Exercise:
Extract each line containing the string "TinyJank".

Record list:
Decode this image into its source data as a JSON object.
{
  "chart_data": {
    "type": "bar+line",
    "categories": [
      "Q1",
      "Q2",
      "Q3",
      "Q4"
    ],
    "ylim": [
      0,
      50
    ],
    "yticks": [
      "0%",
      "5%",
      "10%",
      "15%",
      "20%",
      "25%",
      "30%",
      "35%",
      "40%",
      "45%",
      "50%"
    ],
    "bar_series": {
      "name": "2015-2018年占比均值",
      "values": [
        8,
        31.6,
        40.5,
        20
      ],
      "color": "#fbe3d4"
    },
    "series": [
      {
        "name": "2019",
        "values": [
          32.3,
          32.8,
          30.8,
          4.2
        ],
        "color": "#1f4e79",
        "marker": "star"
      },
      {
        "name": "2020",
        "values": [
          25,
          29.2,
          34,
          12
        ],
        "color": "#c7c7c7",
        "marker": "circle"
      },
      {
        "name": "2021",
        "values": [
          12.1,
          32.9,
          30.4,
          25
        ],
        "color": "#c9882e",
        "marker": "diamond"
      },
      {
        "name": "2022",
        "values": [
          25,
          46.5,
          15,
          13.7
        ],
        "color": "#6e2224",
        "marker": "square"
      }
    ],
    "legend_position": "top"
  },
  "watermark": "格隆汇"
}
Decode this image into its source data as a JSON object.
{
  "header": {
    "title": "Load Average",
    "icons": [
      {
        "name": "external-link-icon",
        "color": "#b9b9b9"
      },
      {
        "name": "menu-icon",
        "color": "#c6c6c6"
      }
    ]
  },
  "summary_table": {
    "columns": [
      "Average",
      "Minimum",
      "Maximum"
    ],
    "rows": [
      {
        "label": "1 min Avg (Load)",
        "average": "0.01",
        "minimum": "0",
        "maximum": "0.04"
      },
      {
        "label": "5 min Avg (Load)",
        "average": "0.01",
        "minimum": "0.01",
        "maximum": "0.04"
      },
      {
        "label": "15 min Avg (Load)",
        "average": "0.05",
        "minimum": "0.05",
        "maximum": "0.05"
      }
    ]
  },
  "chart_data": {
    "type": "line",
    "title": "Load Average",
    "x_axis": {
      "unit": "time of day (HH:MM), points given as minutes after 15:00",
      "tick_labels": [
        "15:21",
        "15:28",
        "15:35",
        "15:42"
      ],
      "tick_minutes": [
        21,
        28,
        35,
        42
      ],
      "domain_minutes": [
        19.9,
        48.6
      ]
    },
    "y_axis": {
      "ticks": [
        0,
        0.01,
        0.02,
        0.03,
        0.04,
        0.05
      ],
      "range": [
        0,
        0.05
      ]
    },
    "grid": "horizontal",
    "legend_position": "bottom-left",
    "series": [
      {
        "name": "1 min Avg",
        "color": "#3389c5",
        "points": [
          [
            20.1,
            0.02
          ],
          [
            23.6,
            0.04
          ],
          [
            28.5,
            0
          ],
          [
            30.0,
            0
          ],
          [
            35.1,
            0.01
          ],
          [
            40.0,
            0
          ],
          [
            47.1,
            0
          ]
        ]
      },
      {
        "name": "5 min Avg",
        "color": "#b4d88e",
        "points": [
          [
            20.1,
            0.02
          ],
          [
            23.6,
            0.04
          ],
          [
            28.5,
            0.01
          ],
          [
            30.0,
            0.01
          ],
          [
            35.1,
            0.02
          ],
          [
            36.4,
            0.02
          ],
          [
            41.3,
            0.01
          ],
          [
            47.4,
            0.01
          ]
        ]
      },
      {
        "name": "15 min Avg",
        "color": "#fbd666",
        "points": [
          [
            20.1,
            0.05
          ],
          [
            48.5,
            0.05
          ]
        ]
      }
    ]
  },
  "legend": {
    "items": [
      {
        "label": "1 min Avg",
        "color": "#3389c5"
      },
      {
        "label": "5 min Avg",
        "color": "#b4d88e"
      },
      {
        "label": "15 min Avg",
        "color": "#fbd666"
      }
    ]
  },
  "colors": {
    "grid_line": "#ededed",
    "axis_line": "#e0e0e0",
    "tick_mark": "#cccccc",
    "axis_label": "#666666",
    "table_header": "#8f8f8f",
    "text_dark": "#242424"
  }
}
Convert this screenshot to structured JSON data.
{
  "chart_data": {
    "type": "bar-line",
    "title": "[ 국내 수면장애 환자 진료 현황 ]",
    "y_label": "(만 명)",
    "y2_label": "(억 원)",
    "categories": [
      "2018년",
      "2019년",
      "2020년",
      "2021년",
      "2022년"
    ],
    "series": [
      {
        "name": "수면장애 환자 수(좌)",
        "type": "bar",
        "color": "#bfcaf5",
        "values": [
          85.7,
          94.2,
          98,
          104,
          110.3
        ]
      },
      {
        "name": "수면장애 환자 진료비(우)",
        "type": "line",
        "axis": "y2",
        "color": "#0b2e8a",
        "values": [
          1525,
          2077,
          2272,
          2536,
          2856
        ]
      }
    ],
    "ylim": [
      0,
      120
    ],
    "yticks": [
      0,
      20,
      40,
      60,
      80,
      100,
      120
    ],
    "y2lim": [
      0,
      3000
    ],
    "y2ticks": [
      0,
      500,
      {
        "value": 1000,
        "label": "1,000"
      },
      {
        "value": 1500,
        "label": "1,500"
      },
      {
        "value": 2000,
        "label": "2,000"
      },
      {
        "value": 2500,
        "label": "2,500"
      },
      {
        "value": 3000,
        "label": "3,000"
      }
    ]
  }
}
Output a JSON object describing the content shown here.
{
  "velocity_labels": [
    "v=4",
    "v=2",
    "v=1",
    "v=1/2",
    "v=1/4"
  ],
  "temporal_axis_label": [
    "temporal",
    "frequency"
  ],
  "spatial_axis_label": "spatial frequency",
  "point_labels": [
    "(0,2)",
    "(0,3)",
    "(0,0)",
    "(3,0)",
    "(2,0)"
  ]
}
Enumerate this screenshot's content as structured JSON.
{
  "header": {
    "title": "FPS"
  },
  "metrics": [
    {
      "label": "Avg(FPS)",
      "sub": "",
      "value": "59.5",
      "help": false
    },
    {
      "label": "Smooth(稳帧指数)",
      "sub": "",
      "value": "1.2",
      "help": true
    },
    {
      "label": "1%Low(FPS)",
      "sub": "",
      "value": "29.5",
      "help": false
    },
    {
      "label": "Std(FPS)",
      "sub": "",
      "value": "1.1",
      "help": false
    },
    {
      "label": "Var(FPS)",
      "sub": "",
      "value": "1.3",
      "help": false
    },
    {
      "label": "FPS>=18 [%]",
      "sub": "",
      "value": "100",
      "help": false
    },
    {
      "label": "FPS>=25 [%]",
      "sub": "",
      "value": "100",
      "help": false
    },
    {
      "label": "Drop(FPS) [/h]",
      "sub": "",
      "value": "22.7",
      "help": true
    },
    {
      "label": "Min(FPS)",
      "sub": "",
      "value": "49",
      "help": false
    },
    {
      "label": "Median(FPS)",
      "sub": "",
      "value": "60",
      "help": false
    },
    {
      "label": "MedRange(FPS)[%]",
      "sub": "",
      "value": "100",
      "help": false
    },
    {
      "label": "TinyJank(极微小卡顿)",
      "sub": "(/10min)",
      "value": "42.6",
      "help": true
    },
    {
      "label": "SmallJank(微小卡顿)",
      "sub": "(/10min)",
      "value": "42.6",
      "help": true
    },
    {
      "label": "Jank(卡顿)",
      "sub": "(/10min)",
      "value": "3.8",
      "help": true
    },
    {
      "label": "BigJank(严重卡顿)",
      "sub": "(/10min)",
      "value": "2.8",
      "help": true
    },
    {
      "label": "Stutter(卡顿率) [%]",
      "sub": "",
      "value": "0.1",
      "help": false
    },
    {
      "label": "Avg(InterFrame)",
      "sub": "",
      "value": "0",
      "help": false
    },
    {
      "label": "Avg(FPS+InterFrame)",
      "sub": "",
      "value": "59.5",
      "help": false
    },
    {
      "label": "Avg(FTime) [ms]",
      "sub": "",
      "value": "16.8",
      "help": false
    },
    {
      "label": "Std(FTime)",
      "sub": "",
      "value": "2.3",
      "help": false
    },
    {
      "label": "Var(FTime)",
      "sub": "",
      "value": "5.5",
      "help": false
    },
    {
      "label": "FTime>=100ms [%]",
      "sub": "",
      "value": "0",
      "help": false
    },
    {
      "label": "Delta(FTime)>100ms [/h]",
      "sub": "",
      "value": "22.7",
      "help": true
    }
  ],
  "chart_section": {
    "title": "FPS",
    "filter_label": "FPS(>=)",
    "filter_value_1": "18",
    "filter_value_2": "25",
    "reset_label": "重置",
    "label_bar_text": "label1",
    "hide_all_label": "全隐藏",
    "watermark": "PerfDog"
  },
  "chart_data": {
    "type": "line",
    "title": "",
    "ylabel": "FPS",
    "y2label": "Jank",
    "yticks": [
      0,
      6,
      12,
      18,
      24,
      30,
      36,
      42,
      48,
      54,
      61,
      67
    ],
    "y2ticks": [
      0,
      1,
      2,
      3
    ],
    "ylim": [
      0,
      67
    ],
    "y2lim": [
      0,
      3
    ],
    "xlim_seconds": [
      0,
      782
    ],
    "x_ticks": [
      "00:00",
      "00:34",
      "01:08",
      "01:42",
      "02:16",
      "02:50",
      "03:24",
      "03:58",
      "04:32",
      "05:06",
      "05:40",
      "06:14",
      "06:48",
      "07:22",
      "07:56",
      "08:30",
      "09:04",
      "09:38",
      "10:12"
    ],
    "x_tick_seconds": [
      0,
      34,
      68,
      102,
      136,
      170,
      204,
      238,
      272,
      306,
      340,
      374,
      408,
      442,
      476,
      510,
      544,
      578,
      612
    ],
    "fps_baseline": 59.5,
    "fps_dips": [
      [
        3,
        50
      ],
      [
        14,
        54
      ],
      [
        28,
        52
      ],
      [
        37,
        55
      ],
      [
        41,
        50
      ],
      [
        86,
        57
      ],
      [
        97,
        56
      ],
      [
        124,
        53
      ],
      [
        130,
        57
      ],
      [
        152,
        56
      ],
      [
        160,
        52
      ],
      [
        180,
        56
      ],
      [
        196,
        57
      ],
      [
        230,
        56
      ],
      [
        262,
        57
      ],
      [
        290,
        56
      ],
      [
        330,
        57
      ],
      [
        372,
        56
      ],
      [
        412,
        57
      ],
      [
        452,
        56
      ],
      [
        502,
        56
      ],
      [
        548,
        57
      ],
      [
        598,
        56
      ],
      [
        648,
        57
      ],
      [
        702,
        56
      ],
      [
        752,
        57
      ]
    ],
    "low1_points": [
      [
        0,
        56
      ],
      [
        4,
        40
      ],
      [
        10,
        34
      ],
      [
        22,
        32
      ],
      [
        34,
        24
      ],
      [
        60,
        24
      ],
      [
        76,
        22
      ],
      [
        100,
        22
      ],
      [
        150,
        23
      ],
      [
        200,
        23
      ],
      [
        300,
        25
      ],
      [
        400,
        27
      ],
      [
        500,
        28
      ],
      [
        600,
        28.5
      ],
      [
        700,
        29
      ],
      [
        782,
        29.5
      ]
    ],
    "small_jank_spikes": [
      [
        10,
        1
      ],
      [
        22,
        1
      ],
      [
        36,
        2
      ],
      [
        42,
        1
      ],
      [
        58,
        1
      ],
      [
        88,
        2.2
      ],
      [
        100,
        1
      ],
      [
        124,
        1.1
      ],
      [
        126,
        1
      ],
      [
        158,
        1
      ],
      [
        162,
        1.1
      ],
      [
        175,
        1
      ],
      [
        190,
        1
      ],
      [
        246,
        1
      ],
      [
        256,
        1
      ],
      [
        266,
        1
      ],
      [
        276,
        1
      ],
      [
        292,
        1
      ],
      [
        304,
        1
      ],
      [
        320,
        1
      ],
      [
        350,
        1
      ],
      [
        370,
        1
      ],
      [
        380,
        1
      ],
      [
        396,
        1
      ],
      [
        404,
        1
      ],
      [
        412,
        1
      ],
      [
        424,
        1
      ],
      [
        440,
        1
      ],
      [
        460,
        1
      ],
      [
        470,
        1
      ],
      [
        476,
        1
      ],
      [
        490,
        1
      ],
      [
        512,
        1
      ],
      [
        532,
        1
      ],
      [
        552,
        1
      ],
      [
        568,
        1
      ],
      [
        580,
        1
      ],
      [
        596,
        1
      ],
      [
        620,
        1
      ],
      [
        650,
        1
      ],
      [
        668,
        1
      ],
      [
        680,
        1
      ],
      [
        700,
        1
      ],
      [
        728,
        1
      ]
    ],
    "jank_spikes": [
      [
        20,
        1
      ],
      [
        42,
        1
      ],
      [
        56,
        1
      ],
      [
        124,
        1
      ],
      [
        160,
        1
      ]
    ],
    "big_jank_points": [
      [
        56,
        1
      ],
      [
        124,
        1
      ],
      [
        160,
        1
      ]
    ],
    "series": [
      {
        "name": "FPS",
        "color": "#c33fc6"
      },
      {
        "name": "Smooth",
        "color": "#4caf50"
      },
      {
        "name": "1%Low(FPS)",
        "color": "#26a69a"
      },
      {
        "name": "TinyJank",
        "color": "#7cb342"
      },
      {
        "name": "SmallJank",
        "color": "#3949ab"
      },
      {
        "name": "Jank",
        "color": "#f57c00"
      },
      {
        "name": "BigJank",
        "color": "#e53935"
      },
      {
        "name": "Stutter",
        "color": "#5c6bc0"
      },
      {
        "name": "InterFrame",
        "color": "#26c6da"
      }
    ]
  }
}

Reply:
      "label": "TinyJank(极微小卡顿)",
        "name": "TinyJank",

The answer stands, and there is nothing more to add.